[Start RECORD LIST]

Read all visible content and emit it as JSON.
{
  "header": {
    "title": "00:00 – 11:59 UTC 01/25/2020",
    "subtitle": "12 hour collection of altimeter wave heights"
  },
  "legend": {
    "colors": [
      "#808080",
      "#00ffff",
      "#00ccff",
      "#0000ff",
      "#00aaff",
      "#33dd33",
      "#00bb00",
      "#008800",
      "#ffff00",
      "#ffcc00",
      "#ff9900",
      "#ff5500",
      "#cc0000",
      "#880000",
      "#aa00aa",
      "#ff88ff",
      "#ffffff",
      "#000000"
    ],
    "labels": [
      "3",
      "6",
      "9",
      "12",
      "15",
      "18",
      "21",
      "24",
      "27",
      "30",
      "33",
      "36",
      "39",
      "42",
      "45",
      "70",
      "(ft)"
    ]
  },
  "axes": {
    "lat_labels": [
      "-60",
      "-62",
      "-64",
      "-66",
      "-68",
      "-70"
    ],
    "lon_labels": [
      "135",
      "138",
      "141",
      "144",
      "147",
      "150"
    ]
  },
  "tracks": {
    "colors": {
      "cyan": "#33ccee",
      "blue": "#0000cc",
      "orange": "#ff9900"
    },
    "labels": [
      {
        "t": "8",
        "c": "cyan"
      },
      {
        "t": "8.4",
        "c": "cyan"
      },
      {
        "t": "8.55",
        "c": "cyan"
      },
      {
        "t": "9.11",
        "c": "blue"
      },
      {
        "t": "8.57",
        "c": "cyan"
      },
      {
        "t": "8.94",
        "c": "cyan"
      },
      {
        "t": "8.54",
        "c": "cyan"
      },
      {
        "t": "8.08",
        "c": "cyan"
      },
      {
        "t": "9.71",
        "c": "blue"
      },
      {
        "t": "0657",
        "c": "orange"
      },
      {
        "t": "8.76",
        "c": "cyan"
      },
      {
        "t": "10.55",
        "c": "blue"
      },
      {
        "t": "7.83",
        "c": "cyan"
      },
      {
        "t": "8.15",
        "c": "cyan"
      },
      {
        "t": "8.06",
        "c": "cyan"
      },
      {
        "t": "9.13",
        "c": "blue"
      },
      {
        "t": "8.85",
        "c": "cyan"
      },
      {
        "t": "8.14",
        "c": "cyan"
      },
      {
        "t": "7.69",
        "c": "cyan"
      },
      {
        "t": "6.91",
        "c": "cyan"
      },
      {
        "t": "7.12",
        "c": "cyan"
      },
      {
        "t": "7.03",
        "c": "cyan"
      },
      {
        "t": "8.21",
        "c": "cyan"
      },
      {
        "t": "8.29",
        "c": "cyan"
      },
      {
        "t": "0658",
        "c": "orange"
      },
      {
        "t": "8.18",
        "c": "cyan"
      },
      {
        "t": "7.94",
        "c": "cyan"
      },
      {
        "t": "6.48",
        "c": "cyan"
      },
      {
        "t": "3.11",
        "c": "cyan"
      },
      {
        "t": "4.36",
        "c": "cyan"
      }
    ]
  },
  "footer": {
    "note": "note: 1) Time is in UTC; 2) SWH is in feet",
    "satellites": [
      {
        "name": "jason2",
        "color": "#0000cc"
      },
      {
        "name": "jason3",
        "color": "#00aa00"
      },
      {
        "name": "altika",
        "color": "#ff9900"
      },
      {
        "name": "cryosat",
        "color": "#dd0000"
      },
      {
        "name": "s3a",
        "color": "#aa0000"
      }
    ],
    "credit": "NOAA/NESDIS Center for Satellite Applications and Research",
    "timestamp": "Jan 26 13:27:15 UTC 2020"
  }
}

[End RECORD LIST]

TASK REQUIREMENTS: Find the number of lines in which the word "name" occurs, and write nothing but that number.

FULL RESPONSE: 5